- **EXERCISE BRIEF**
Establish how many lines in the material include the string "color" and report it as a lone number.

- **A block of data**
▬▬▬

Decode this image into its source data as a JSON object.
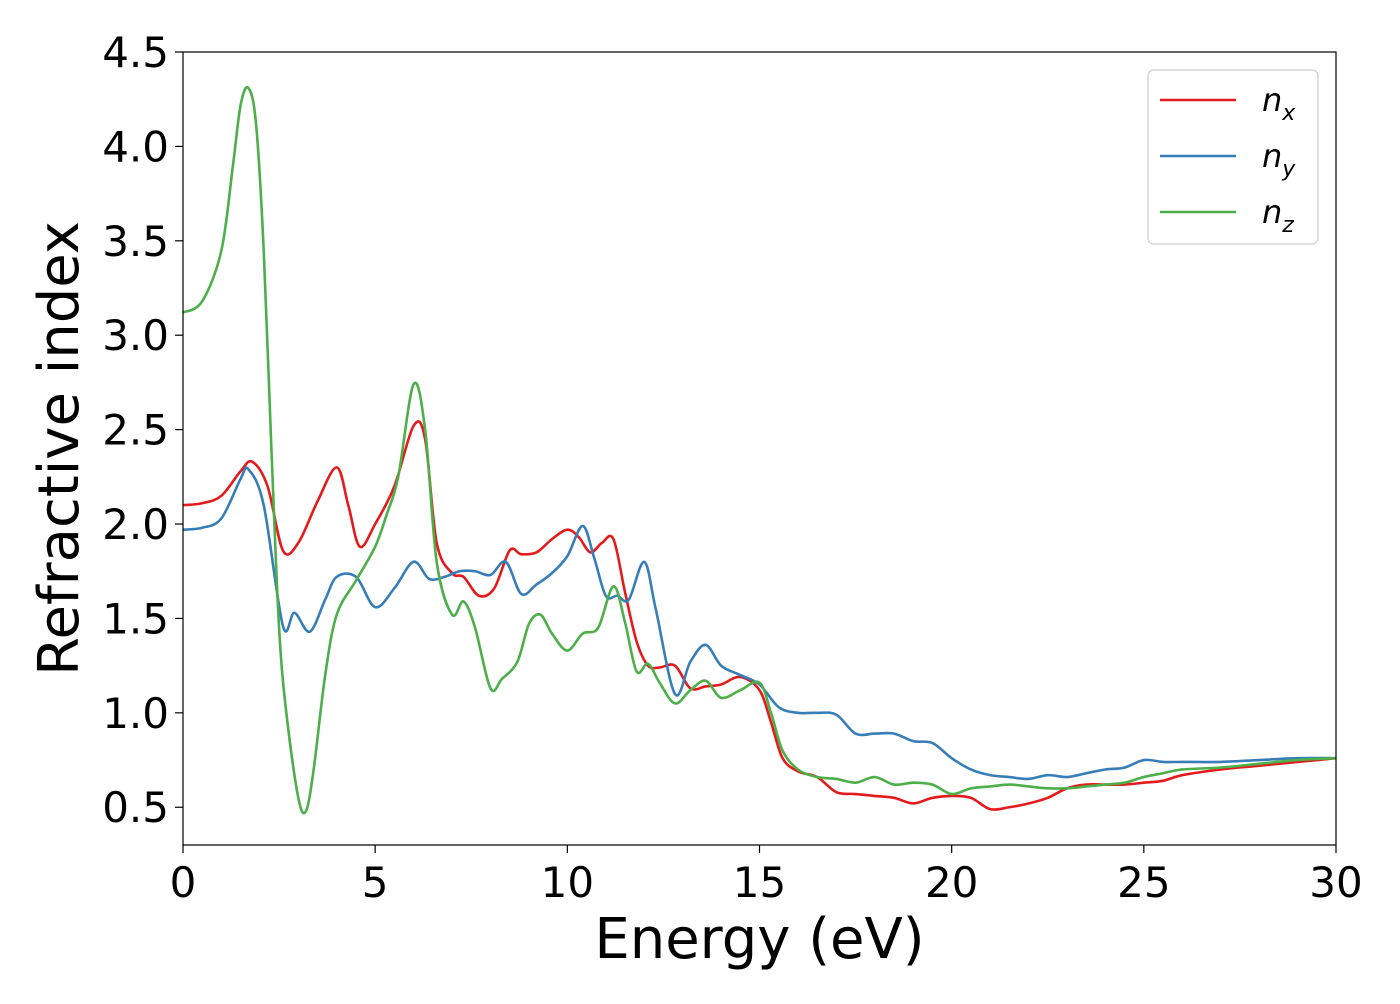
{
  "chart_data": {
    "type": "line",
    "xlabel": "Energy (eV)",
    "ylabel": "Refractive index",
    "xlim": [
      0,
      30
    ],
    "ylim": [
      0.3,
      4.5
    ],
    "x_ticks": [
      0,
      5,
      10,
      15,
      20,
      25,
      30
    ],
    "y_ticks": [
      0.5,
      1.0,
      1.5,
      2.0,
      2.5,
      3.0,
      3.5,
      4.0,
      4.5
    ],
    "x_tick_labels": [
      "0",
      "5",
      "10",
      "15",
      "20",
      "25",
      "30"
    ],
    "y_tick_labels": [
      "0.5",
      "1.0",
      "1.5",
      "2.0",
      "2.5",
      "3.0",
      "3.5",
      "4.0",
      "4.5"
    ],
    "grid": false,
    "legend_position": "top-right",
    "series": [
      {
        "name": "n_x",
        "label_base": "n",
        "label_sub": "x",
        "color": "#e41a1c",
        "x": [
          0,
          0.5,
          1.0,
          1.5,
          1.8,
          2.2,
          2.6,
          3.0,
          3.5,
          4.0,
          4.3,
          4.6,
          5.0,
          5.5,
          6.0,
          6.3,
          6.6,
          7.0,
          7.3,
          7.7,
          8.1,
          8.5,
          8.8,
          9.2,
          9.6,
          10.0,
          10.3,
          10.6,
          10.9,
          11.2,
          11.5,
          11.8,
          12.1,
          12.4,
          12.8,
          13.2,
          13.6,
          14.0,
          14.5,
          15.0,
          15.3,
          15.6,
          16.0,
          16.5,
          17.0,
          17.5,
          18.0,
          18.5,
          19.0,
          19.5,
          20.0,
          20.5,
          21.0,
          21.5,
          22.0,
          22.5,
          23.0,
          23.5,
          24.0,
          24.5,
          25.0,
          25.5,
          26.0,
          27.0,
          28.0,
          29.0,
          30.0
        ],
        "y": [
          2.1,
          2.11,
          2.15,
          2.28,
          2.33,
          2.2,
          1.86,
          1.9,
          2.12,
          2.3,
          2.1,
          1.88,
          2.0,
          2.2,
          2.52,
          2.45,
          1.9,
          1.74,
          1.72,
          1.62,
          1.66,
          1.86,
          1.84,
          1.85,
          1.92,
          1.97,
          1.93,
          1.85,
          1.9,
          1.92,
          1.64,
          1.38,
          1.25,
          1.24,
          1.25,
          1.13,
          1.14,
          1.15,
          1.19,
          1.12,
          0.95,
          0.76,
          0.69,
          0.66,
          0.58,
          0.57,
          0.56,
          0.55,
          0.52,
          0.55,
          0.56,
          0.55,
          0.49,
          0.5,
          0.52,
          0.55,
          0.6,
          0.62,
          0.62,
          0.62,
          0.63,
          0.64,
          0.67,
          0.7,
          0.72,
          0.74,
          0.76
        ]
      },
      {
        "name": "n_y",
        "label_base": "n",
        "label_sub": "y",
        "color": "#377eb8",
        "x": [
          0,
          0.5,
          1.0,
          1.5,
          1.7,
          2.1,
          2.6,
          2.9,
          3.3,
          3.7,
          4.0,
          4.5,
          5.0,
          5.5,
          6.0,
          6.4,
          6.8,
          7.2,
          7.6,
          8.0,
          8.4,
          8.8,
          9.2,
          9.6,
          10.0,
          10.4,
          10.7,
          11.0,
          11.3,
          11.6,
          12.0,
          12.3,
          12.8,
          13.2,
          13.6,
          14.0,
          14.5,
          15.0,
          15.5,
          16.0,
          16.5,
          17.0,
          17.5,
          18.0,
          18.5,
          19.0,
          19.5,
          20.0,
          20.5,
          21.0,
          21.5,
          22.0,
          22.5,
          23.0,
          23.5,
          24.0,
          24.5,
          25.0,
          25.5,
          26.0,
          27.0,
          28.0,
          29.0,
          30.0
        ],
        "y": [
          1.97,
          1.98,
          2.03,
          2.24,
          2.29,
          2.1,
          1.46,
          1.53,
          1.43,
          1.6,
          1.72,
          1.72,
          1.56,
          1.66,
          1.8,
          1.71,
          1.72,
          1.75,
          1.75,
          1.73,
          1.8,
          1.63,
          1.68,
          1.74,
          1.83,
          1.99,
          1.82,
          1.62,
          1.62,
          1.6,
          1.8,
          1.55,
          1.1,
          1.27,
          1.36,
          1.25,
          1.2,
          1.15,
          1.03,
          1.0,
          1.0,
          0.99,
          0.89,
          0.89,
          0.89,
          0.85,
          0.84,
          0.76,
          0.7,
          0.67,
          0.66,
          0.65,
          0.67,
          0.66,
          0.68,
          0.7,
          0.71,
          0.75,
          0.74,
          0.74,
          0.74,
          0.75,
          0.76,
          0.76
        ]
      },
      {
        "name": "n_z",
        "label_base": "n",
        "label_sub": "z",
        "color": "#4daf4a",
        "x": [
          0,
          0.5,
          1.0,
          1.3,
          1.5,
          1.7,
          1.9,
          2.1,
          2.3,
          2.5,
          2.7,
          3.0,
          3.2,
          3.4,
          3.7,
          4.0,
          4.5,
          5.0,
          5.3,
          5.6,
          6.0,
          6.3,
          6.6,
          7.0,
          7.3,
          7.6,
          8.0,
          8.3,
          8.7,
          9.0,
          9.3,
          9.6,
          10.0,
          10.4,
          10.8,
          11.2,
          11.5,
          11.8,
          12.1,
          12.4,
          12.8,
          13.2,
          13.6,
          14.0,
          14.5,
          15.0,
          15.3,
          15.6,
          16.0,
          16.5,
          17.0,
          17.5,
          18.0,
          18.5,
          19.0,
          19.5,
          20.0,
          20.5,
          21.0,
          21.5,
          22.0,
          22.5,
          23.0,
          23.5,
          24.0,
          24.5,
          25.0,
          25.5,
          26.0,
          27.0,
          28.0,
          29.0,
          30.0
        ],
        "y": [
          3.12,
          3.18,
          3.45,
          3.9,
          4.22,
          4.31,
          4.12,
          3.45,
          2.4,
          1.45,
          0.98,
          0.55,
          0.48,
          0.7,
          1.2,
          1.52,
          1.7,
          1.88,
          2.05,
          2.25,
          2.74,
          2.5,
          1.8,
          1.52,
          1.59,
          1.45,
          1.13,
          1.18,
          1.27,
          1.47,
          1.52,
          1.42,
          1.33,
          1.42,
          1.45,
          1.67,
          1.48,
          1.22,
          1.26,
          1.16,
          1.05,
          1.12,
          1.17,
          1.08,
          1.12,
          1.16,
          1.0,
          0.8,
          0.7,
          0.66,
          0.65,
          0.63,
          0.66,
          0.62,
          0.63,
          0.62,
          0.57,
          0.6,
          0.61,
          0.62,
          0.61,
          0.6,
          0.6,
          0.61,
          0.62,
          0.63,
          0.66,
          0.68,
          0.7,
          0.71,
          0.73,
          0.75,
          0.76
        ]
      }
    ]
  }
}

▬▬▬

- **ANSWER TO THIS EXERCISE**
3